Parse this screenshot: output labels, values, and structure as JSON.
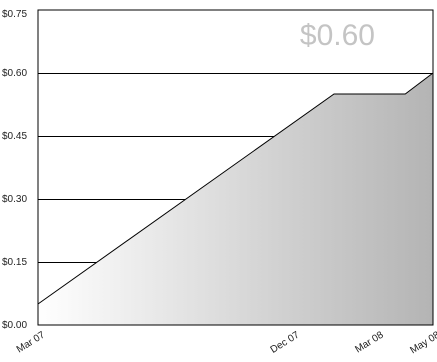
{
  "chart_data": {
    "type": "area",
    "current_value_label": "$0.60",
    "ylim": [
      0,
      0.75
    ],
    "yticks": [
      0,
      0.15,
      0.3,
      0.45,
      0.6,
      0.75
    ],
    "ytick_labels": [
      "$0.00",
      "$0.15",
      "$0.30",
      "$0.45",
      "$0.60",
      "$0.75"
    ],
    "xlim": [
      "2007-03-01",
      "2008-05-01"
    ],
    "xticks": [
      "2007-03-01",
      "2007-12-01",
      "2008-03-01",
      "2008-05-01"
    ],
    "xtick_labels": [
      "Mar 07",
      "Dec 07",
      "Mar 08",
      "May 08"
    ],
    "series": [
      {
        "x": [
          "2007-03-01",
          "2008-01-15",
          "2008-04-01",
          "2008-05-01"
        ],
        "y": [
          0.05,
          0.55,
          0.55,
          0.6
        ]
      }
    ],
    "grid": "horizontal",
    "legend": "none",
    "colors": {
      "fill_start": "#ffffff",
      "fill_end": "#b4b4b4",
      "line": "#000000",
      "grid": "#000000",
      "value_label": "#c4c4c4"
    }
  }
}
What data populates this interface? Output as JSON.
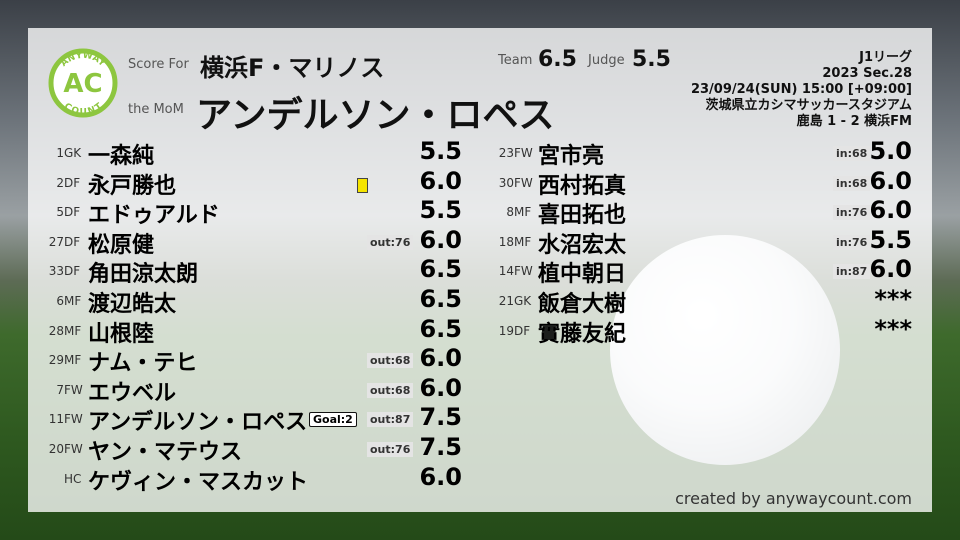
{
  "logo": {
    "top": "ANYWAY",
    "middle": "AC",
    "bottom": "COUNT"
  },
  "header": {
    "score_for": "Score For",
    "team": "横浜F・マリノス",
    "the_mom": "the MoM",
    "mom": "アンデルソン・ロペス",
    "team_label": "Team",
    "team_score": "6.5",
    "judge_label": "Judge",
    "judge_score": "5.5"
  },
  "match": {
    "league": "J1リーグ",
    "round": "2023 Sec.28",
    "datetime": "23/09/24(SUN) 15:00 [+09:00]",
    "venue": "茨城県立カシマサッカースタジアム",
    "result": "鹿島 1 - 2 横浜FM"
  },
  "players_left": [
    {
      "num": "1",
      "pos": "GK",
      "name": "一森純",
      "score": "5.5"
    },
    {
      "num": "2",
      "pos": "DF",
      "name": "永戸勝也",
      "score": "6.0",
      "card": "#f5e400"
    },
    {
      "num": "5",
      "pos": "DF",
      "name": "エドゥアルド",
      "score": "5.5"
    },
    {
      "num": "27",
      "pos": "DF",
      "name": "松原健",
      "sub": "out:76",
      "score": "6.0"
    },
    {
      "num": "33",
      "pos": "DF",
      "name": "角田涼太朗",
      "score": "6.5"
    },
    {
      "num": "6",
      "pos": "MF",
      "name": "渡辺皓太",
      "score": "6.5"
    },
    {
      "num": "28",
      "pos": "MF",
      "name": "山根陸",
      "score": "6.5"
    },
    {
      "num": "29",
      "pos": "MF",
      "name": "ナム・テヒ",
      "sub": "out:68",
      "score": "6.0"
    },
    {
      "num": "7",
      "pos": "FW",
      "name": "エウベル",
      "sub": "out:68",
      "score": "6.0"
    },
    {
      "num": "11",
      "pos": "FW",
      "name": "アンデルソン・ロペス",
      "goal": "Goal:2",
      "sub": "out:87",
      "score": "7.5"
    },
    {
      "num": "20",
      "pos": "FW",
      "name": "ヤン・マテウス",
      "sub": "out:76",
      "score": "7.5"
    },
    {
      "pos": "HC",
      "name": "ケヴィン・マスカット",
      "score": "6.0"
    }
  ],
  "players_right": [
    {
      "num": "23",
      "pos": "FW",
      "name": "宮市亮",
      "sub": "in:68",
      "score": "5.0"
    },
    {
      "num": "30",
      "pos": "FW",
      "name": "西村拓真",
      "sub": "in:68",
      "score": "6.0"
    },
    {
      "num": "8",
      "pos": "MF",
      "name": "喜田拓也",
      "sub": "in:76",
      "score": "6.0"
    },
    {
      "num": "18",
      "pos": "MF",
      "name": "水沼宏太",
      "sub": "in:76",
      "score": "5.5"
    },
    {
      "num": "14",
      "pos": "FW",
      "name": "植中朝日",
      "sub": "in:87",
      "score": "6.0"
    },
    {
      "num": "21",
      "pos": "GK",
      "name": "飯倉大樹",
      "score": "***"
    },
    {
      "num": "19",
      "pos": "DF",
      "name": "實藤友紀",
      "score": "***"
    }
  ],
  "footer": "created by anywaycount.com"
}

◇ ◇ ◇

Given task →
Copy the listing exactly. Any image in it stays out of the copy.

Response to this exercise →
Parse this screenshot: output labels, values, and structure as JSON.
{
  "chart_data": {
    "type": "area",
    "current_value_label": "$0.60",
    "ylim": [
      0,
      0.75
    ],
    "yticks": [
      0,
      0.15,
      0.3,
      0.45,
      0.6,
      0.75
    ],
    "ytick_labels": [
      "$0.00",
      "$0.15",
      "$0.30",
      "$0.45",
      "$0.60",
      "$0.75"
    ],
    "xlim": [
      "2007-03-01",
      "2008-05-01"
    ],
    "xticks": [
      "2007-03-01",
      "2007-12-01",
      "2008-03-01",
      "2008-05-01"
    ],
    "xtick_labels": [
      "Mar 07",
      "Dec 07",
      "Mar 08",
      "May 08"
    ],
    "series": [
      {
        "x": [
          "2007-03-01",
          "2008-01-15",
          "2008-04-01",
          "2008-05-01"
        ],
        "y": [
          0.05,
          0.55,
          0.55,
          0.6
        ]
      }
    ],
    "grid": "horizontal",
    "legend": "none",
    "colors": {
      "fill_start": "#ffffff",
      "fill_end": "#b4b4b4",
      "line": "#000000",
      "grid": "#000000",
      "value_label": "#c4c4c4"
    }
  }
}
What data populates this interface? Output as JSON.
{
  "logo": {
    "top": "ANYWAY",
    "middle": "AC",
    "bottom": "COUNT"
  },
  "header": {
    "score_for": "Score For",
    "team": "横浜F・マリノス",
    "the_mom": "the MoM",
    "mom": "アンデルソン・ロペス",
    "team_label": "Team",
    "team_score": "6.5",
    "judge_label": "Judge",
    "judge_score": "5.5"
  },
  "match": {
    "league": "J1リーグ",
    "round": "2023 Sec.28",
    "datetime": "23/09/24(SUN) 15:00 [+09:00]",
    "venue": "茨城県立カシマサッカースタジアム",
    "result": "鹿島 1 - 2 横浜FM"
  },
  "players_left": [
    {
      "num": "1",
      "pos": "GK",
      "name": "一森純",
      "score": "5.5"
    },
    {
      "num": "2",
      "pos": "DF",
      "name": "永戸勝也",
      "score": "6.0",
      "card": "#f5e400"
    },
    {
      "num": "5",
      "pos": "DF",
      "name": "エドゥアルド",
      "score": "5.5"
    },
    {
      "num": "27",
      "pos": "DF",
      "name": "松原健",
      "sub": "out:76",
      "score": "6.0"
    },
    {
      "num": "33",
      "pos": "DF",
      "name": "角田涼太朗",
      "score": "6.5"
    },
    {
      "num": "6",
      "pos": "MF",
      "name": "渡辺皓太",
      "score": "6.5"
    },
    {
      "num": "28",
      "pos": "MF",
      "name": "山根陸",
      "score": "6.5"
    },
    {
      "num": "29",
      "pos": "MF",
      "name": "ナム・テヒ",
      "sub": "out:68",
      "score": "6.0"
    },
    {
      "num": "7",
      "pos": "FW",
      "name": "エウベル",
      "sub": "out:68",
      "score": "6.0"
    },
    {
      "num": "11",
      "pos": "FW",
      "name": "アンデルソン・ロペス",
      "goal": "Goal:2",
      "sub": "out:87",
      "score": "7.5"
    },
    {
      "num": "20",
      "pos": "FW",
      "name": "ヤン・マテウス",
      "sub": "out:76",
      "score": "7.5"
    },
    {
      "pos": "HC",
      "name": "ケヴィン・マスカット",
      "score": "6.0"
    }
  ],
  "players_right": [
    {
      "num": "23",
      "pos": "FW",
      "name": "宮市亮",
      "sub": "in:68",
      "score": "5.0"
    },
    {
      "num": "30",
      "pos": "FW",
      "name": "西村拓真",
      "sub": "in:68",
      "score": "6.0"
    },
    {
      "num": "8",
      "pos": "MF",
      "name": "喜田拓也",
      "sub": "in:76",
      "score": "6.0"
    },
    {
      "num": "18",
      "pos": "MF",
      "name": "水沼宏太",
      "sub": "in:76",
      "score": "5.5"
    },
    {
      "num": "14",
      "pos": "FW",
      "name": "植中朝日",
      "sub": "in:87",
      "score": "6.0"
    },
    {
      "num": "21",
      "pos": "GK",
      "name": "飯倉大樹",
      "score": "***"
    },
    {
      "num": "19",
      "pos": "DF",
      "name": "實藤友紀",
      "score": "***"
    }
  ],
  "footer": "created by anywaycount.com"
}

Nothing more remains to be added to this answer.